§ **Data provided**
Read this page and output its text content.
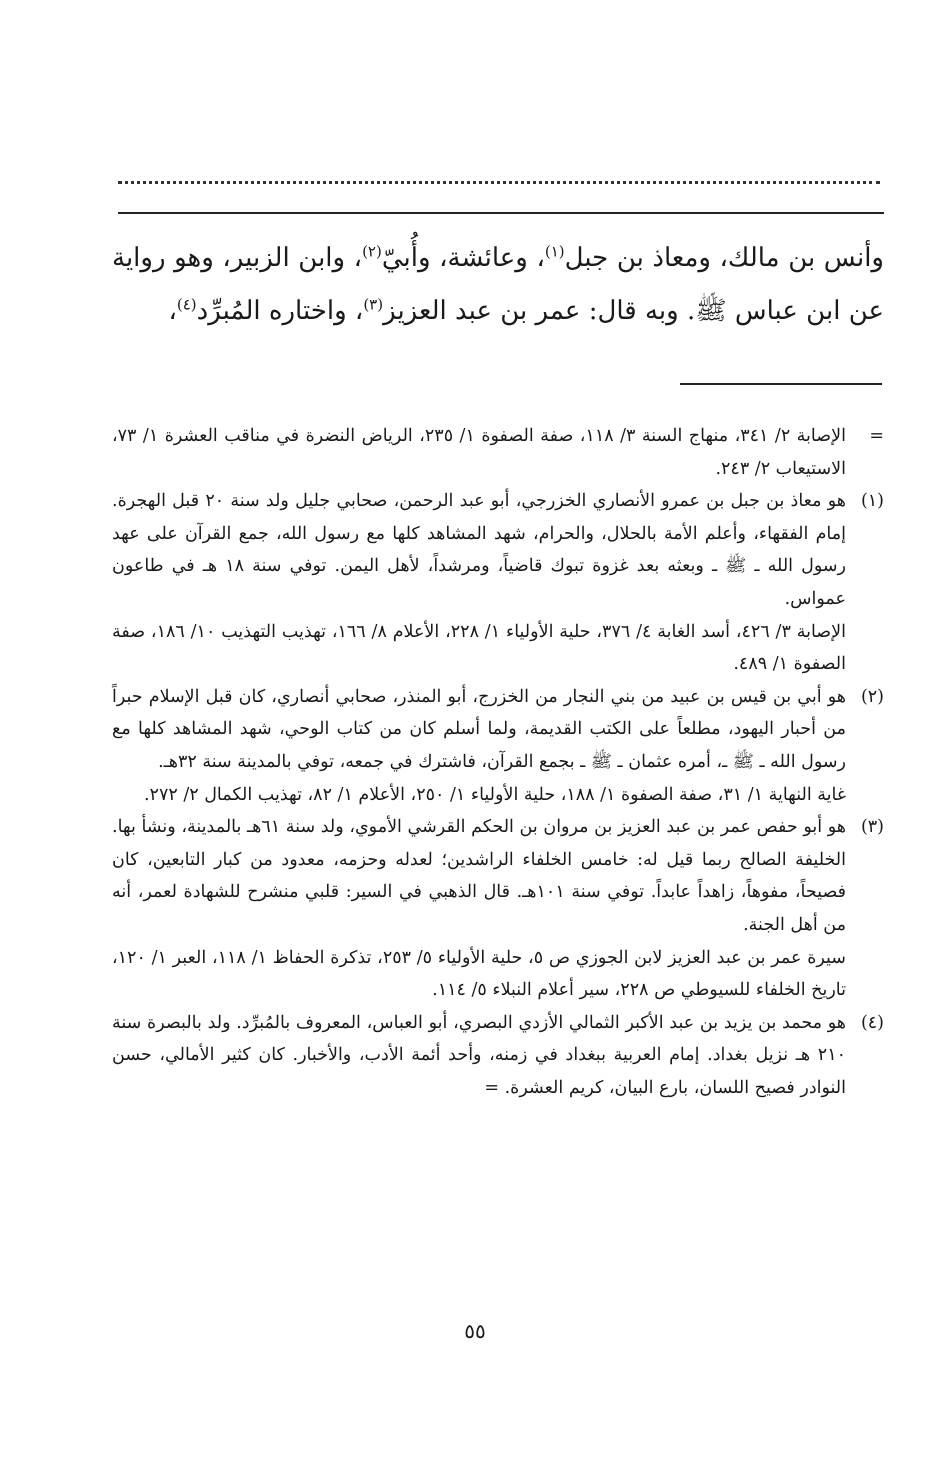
وأنس بن مالك، ومعاذ بن جبل$^{(١)}$، وعائشة، وأُبيّ$^{(٢)}$، وابن الزبير، وهو رواية عن ابن عباس ﷺ. وبه قال: عمر بن عبد العزيز$^{(٣)}$، واختاره المُبرِّد$^{(٤)}$،
=

الإصابة ٢/ ٣٤١، منهاج السنة ٣/ ١١٨، صفة الصفوة ١/ ٢٣٥، الرياض النضرة في مناقب العشرة ١/ ٧٣، الاستيعاب ٢/ ٢٤٣.

(١)

هو معاذ بن جبل بن عمرو الأنصاري الخزرجي، أبو عبد الرحمن، صحابي جليل ولد سنة ٢٠ قبل الهجرة. إمام الفقهاء، وأعلم الأمة بالحلال، والحرام، شهد المشاهد كلها مع رسول الله، جمع القرآن على عهد رسول الله ـ ﷺ ـ وبعثه بعد غزوة تبوك قاضياً، ومرشداً، لأهل اليمن. توفي سنة ١٨ هـ في طاعون عمواس.

الإصابة ٣/ ٤٢٦، أسد الغابة ٤/ ٣٧٦، حلية الأولياء ١/ ٢٢٨، الأعلام ٨/ ١٦٦، تهذيب التهذيب ١٠/ ١٨٦، صفة الصفوة ١/ ٤٨٩.

(٢)

هو أبي بن قيس بن عبيد من بني النجار من الخزرج، أبو المنذر، صحابي أنصاري، كان قبل الإسلام حبراً من أحبار اليهود، مطلعاً على الكتب القديمة، ولما أسلم كان من كتاب الوحي، شهد المشاهد كلها مع رسول الله ـ ﷺ ـ، أمره عثمان ـ ﷺ ـ بجمع القرآن، فاشترك في جمعه، توفي بالمدينة سنة ٣٢هـ.

غاية النهاية ١/ ٣١، صفة الصفوة ١/ ١٨٨، حلية الأولياء ١/ ٢٥٠، الأعلام ١/ ٨٢، تهذيب الكمال ٢/ ٢٧٢.

(٣)

هو أبو حفص عمر بن عبد العزيز بن مروان بن الحكم القرشي الأموي، ولد سنة ٦١هـ بالمدينة، ونشأ بها. الخليفة الصالح ربما قيل له: خامس الخلفاء الراشدين؛ لعدله وحزمه، معدود من كبار التابعين، كان فصيحاً، مفوهاً، زاهداً عابداً. توفي سنة ١٠١هـ. قال الذهبي في السير: قلبي منشرح للشهادة لعمر، أنه من أهل الجنة.

سيرة عمر بن عبد العزيز لابن الجوزي ص ٥، حلية الأولياء ٥/ ٢٥٣، تذكرة الحفاظ ١/ ١١٨، العبر ١/ ١٢٠، تاريخ الخلفاء للسيوطي ص ٢٢٨، سير أعلام النبلاء ٥/ ١١٤.

(٤)

هو محمد بن يزيد بن عبد الأكبر الثمالي الأزدي البصري، أبو العباس، المعروف بالمُبرِّد. ولد بالبصرة سنة ٢١٠ هـ نزيل بغداد. إمام العربية ببغداد في زمنه، وأحد أئمة الأدب، والأخبار. كان كثير الأمالي، حسن النوادر فصيح اللسان، بارع البيان، كريم العشرة. =

٥٥
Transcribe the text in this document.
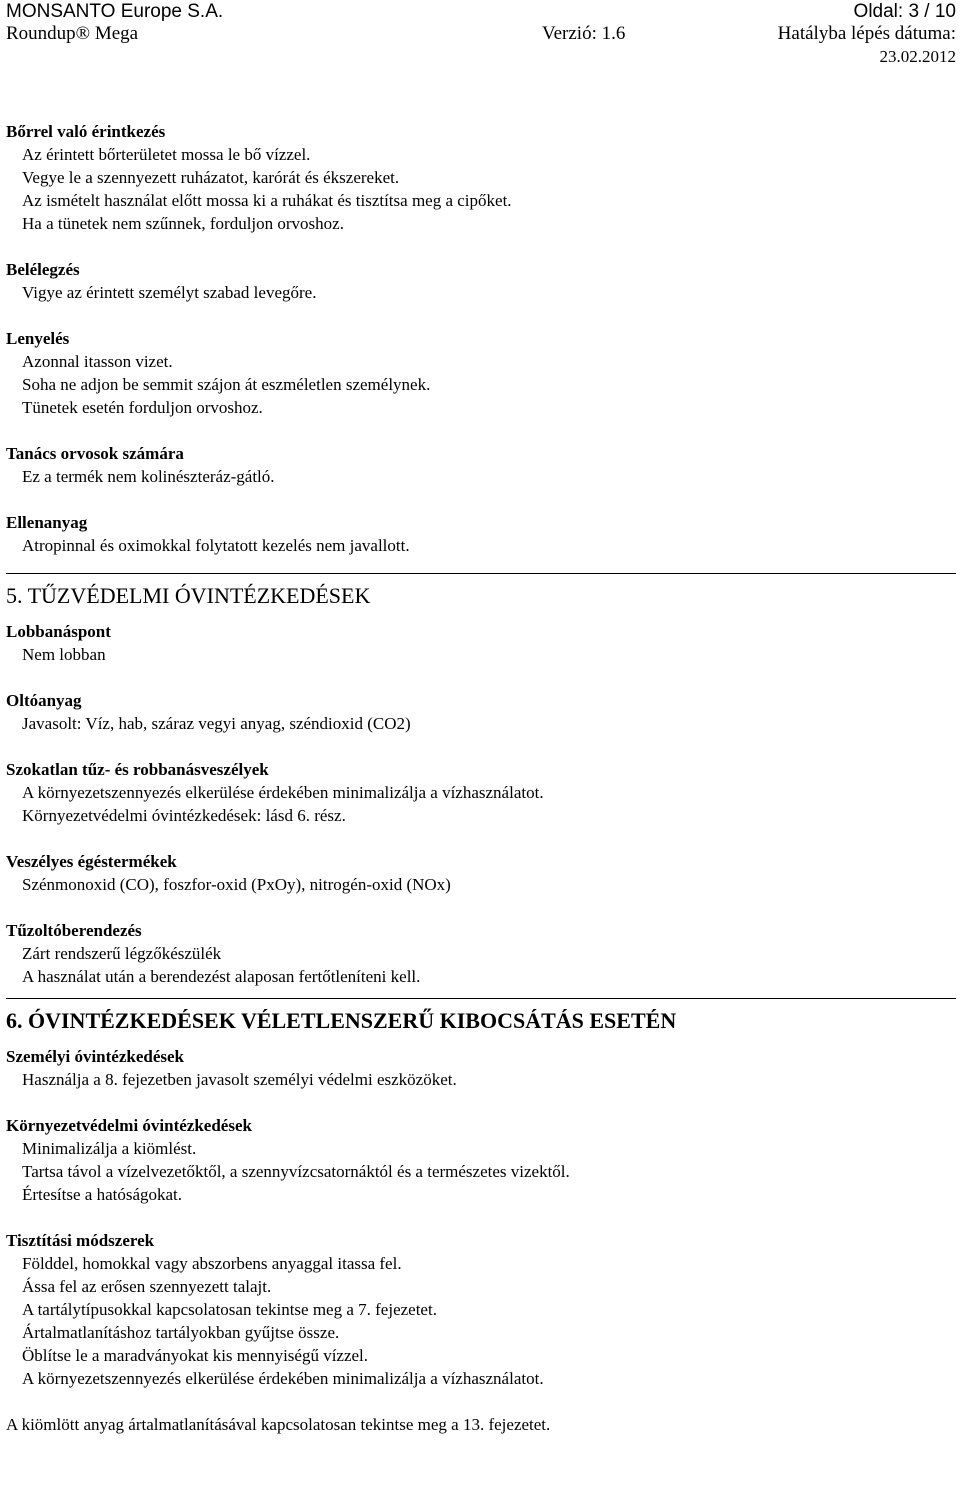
MONSANTO Europe S.A.	Oldal: 3 / 10
Roundup® Mega	Verzió: 1.6	Hatályba lépés dátuma:
23.02.2012

Bőrrel való érintkezés

Az érintett bőrterületet mossa le bő vízzel.

Vegye le a szennyezett ruházatot, karórát és ékszereket.

Az ismételt használat előtt mossa ki a ruhákat és tisztítsa meg a cipőket.

Ha a tünetek nem szűnnek, forduljon orvoshoz.

Belélegzés

Vigye az érintett személyt szabad levegőre.

Lenyelés

Azonnal itasson vizet.

Soha ne adjon be semmit szájon át eszméletlen személynek.

Tünetek esetén forduljon orvoshoz.

Tanács orvosok számára

Ez a termék nem kolinészteráz-gátló.

Ellenanyag

Atropinnal és oximokkal folytatott kezelés nem javallott.

5. TŰZVÉDELMI ÓVINTÉZKEDÉSEK

Lobbanáspont

Nem lobban

Oltóanyag

Javasolt: Víz, hab, száraz vegyi anyag, széndioxid (CO2)

Szokatlan tűz- és robbanásveszélyek

A környezetszennyezés elkerülése érdekében minimalizálja a vízhasználatot.

Környezetvédelmi óvintézkedések: lásd 6. rész.

Veszélyes égéstermékek

Szénmonoxid (CO), foszfor-oxid (PxOy), nitrogén-oxid (NOx)

Tűzoltóberendezés

Zárt rendszerű légzőkészülék

A használat után a berendezést alaposan fertőtleníteni kell.

6. ÓVINTÉZKEDÉSEK VÉLETLENSZERŰ KIBOCSÁTÁS ESETÉN

Személyi óvintézkedések

Használja a 8. fejezetben javasolt személyi védelmi eszközöket.

Környezetvédelmi óvintézkedések

Minimalizálja a kiömlést.

Tartsa távol a vízelvezetőktől, a szennyvízcsatornáktól és a természetes vizektől.

Értesítse a hatóságokat.

Tisztítási módszerek

Földdel, homokkal vagy abszorbens anyaggal itassa fel.

Ássa fel az erősen szennyezett talajt.

A tartálytípusokkal kapcsolatosan tekintse meg a 7. fejezetet.

Ártalmatlanításhoz tartályokban gyűjtse össze.

Öblítse le a maradványokat kis mennyiségű vízzel.

A környezetszennyezés elkerülése érdekében minimalizálja a vízhasználatot.

A kiömlött anyag ártalmatlanításával kapcsolatosan tekintse meg a 13. fejezetet.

§ **What to produce**
Reproduce the material above in full and without alteration, but skip all pictures.

§ **Complete output**
Read this page and output its text content.
وأنس بن مالك، ومعاذ بن جبل$^{(١)}$، وعائشة، وأُبيّ$^{(٢)}$، وابن الزبير، وهو رواية عن ابن عباس ﷺ. وبه قال: عمر بن عبد العزيز$^{(٣)}$، واختاره المُبرِّد$^{(٤)}$،
=

الإصابة ٢/ ٣٤١، منهاج السنة ٣/ ١١٨، صفة الصفوة ١/ ٢٣٥، الرياض النضرة في مناقب العشرة ١/ ٧٣، الاستيعاب ٢/ ٢٤٣.

(١)

هو معاذ بن جبل بن عمرو الأنصاري الخزرجي، أبو عبد الرحمن، صحابي جليل ولد سنة ٢٠ قبل الهجرة. إمام الفقهاء، وأعلم الأمة بالحلال، والحرام، شهد المشاهد كلها مع رسول الله، جمع القرآن على عهد رسول الله ـ ﷺ ـ وبعثه بعد غزوة تبوك قاضياً، ومرشداً، لأهل اليمن. توفي سنة ١٨ هـ في طاعون عمواس.

الإصابة ٣/ ٤٢٦، أسد الغابة ٤/ ٣٧٦، حلية الأولياء ١/ ٢٢٨، الأعلام ٨/ ١٦٦، تهذيب التهذيب ١٠/ ١٨٦، صفة الصفوة ١/ ٤٨٩.

(٢)

هو أبي بن قيس بن عبيد من بني النجار من الخزرج، أبو المنذر، صحابي أنصاري، كان قبل الإسلام حبراً من أحبار اليهود، مطلعاً على الكتب القديمة، ولما أسلم كان من كتاب الوحي، شهد المشاهد كلها مع رسول الله ـ ﷺ ـ، أمره عثمان ـ ﷺ ـ بجمع القرآن، فاشترك في جمعه، توفي بالمدينة سنة ٣٢هـ.

غاية النهاية ١/ ٣١، صفة الصفوة ١/ ١٨٨، حلية الأولياء ١/ ٢٥٠، الأعلام ١/ ٨٢، تهذيب الكمال ٢/ ٢٧٢.

(٣)

هو أبو حفص عمر بن عبد العزيز بن مروان بن الحكم القرشي الأموي، ولد سنة ٦١هـ بالمدينة، ونشأ بها. الخليفة الصالح ربما قيل له: خامس الخلفاء الراشدين؛ لعدله وحزمه، معدود من كبار التابعين، كان فصيحاً، مفوهاً، زاهداً عابداً. توفي سنة ١٠١هـ. قال الذهبي في السير: قلبي منشرح للشهادة لعمر، أنه من أهل الجنة.

سيرة عمر بن عبد العزيز لابن الجوزي ص ٥، حلية الأولياء ٥/ ٢٥٣، تذكرة الحفاظ ١/ ١١٨، العبر ١/ ١٢٠، تاريخ الخلفاء للسيوطي ص ٢٢٨، سير أعلام النبلاء ٥/ ١١٤.

(٤)

هو محمد بن يزيد بن عبد الأكبر الثمالي الأزدي البصري، أبو العباس، المعروف بالمُبرِّد. ولد بالبصرة سنة ٢١٠ هـ نزيل بغداد. إمام العربية ببغداد في زمنه، وأحد أئمة الأدب، والأخبار. كان كثير الأمالي، حسن النوادر فصيح اللسان، بارع البيان، كريم العشرة. =

٥٥
Transcribe the text in this document.
MONSANTO Europe S.A.	Oldal: 3 / 10
Roundup® Mega	Verzió: 1.6	Hatályba lépés dátuma:
23.02.2012

Bőrrel való érintkezés

Az érintett bőrterületet mossa le bő vízzel.

Vegye le a szennyezett ruházatot, karórát és ékszereket.

Az ismételt használat előtt mossa ki a ruhákat és tisztítsa meg a cipőket.

Ha a tünetek nem szűnnek, forduljon orvoshoz.

Belélegzés

Vigye az érintett személyt szabad levegőre.

Lenyelés

Azonnal itasson vizet.

Soha ne adjon be semmit szájon át eszméletlen személynek.

Tünetek esetén forduljon orvoshoz.

Tanács orvosok számára

Ez a termék nem kolinészteráz-gátló.

Ellenanyag

Atropinnal és oximokkal folytatott kezelés nem javallott.

5. TŰZVÉDELMI ÓVINTÉZKEDÉSEK

Lobbanáspont

Nem lobban

Oltóanyag

Javasolt: Víz, hab, száraz vegyi anyag, széndioxid (CO2)

Szokatlan tűz- és robbanásveszélyek

A környezetszennyezés elkerülése érdekében minimalizálja a vízhasználatot.

Környezetvédelmi óvintézkedések: lásd 6. rész.

Veszélyes égéstermékek

Szénmonoxid (CO), foszfor-oxid (PxOy), nitrogén-oxid (NOx)

Tűzoltóberendezés

Zárt rendszerű légzőkészülék

A használat után a berendezést alaposan fertőtleníteni kell.

6. ÓVINTÉZKEDÉSEK VÉLETLENSZERŰ KIBOCSÁTÁS ESETÉN

Személyi óvintézkedések

Használja a 8. fejezetben javasolt személyi védelmi eszközöket.

Környezetvédelmi óvintézkedések

Minimalizálja a kiömlést.

Tartsa távol a vízelvezetőktől, a szennyvízcsatornáktól és a természetes vizektől.

Értesítse a hatóságokat.

Tisztítási módszerek

Földdel, homokkal vagy abszorbens anyaggal itassa fel.

Ássa fel az erősen szennyezett talajt.

A tartálytípusokkal kapcsolatosan tekintse meg a 7. fejezetet.

Ártalmatlanításhoz tartályokban gyűjtse össze.

Öblítse le a maradványokat kis mennyiségű vízzel.

A környezetszennyezés elkerülése érdekében minimalizálja a vízhasználatot.

A kiömlött anyag ártalmatlanításával kapcsolatosan tekintse meg a 13. fejezetet.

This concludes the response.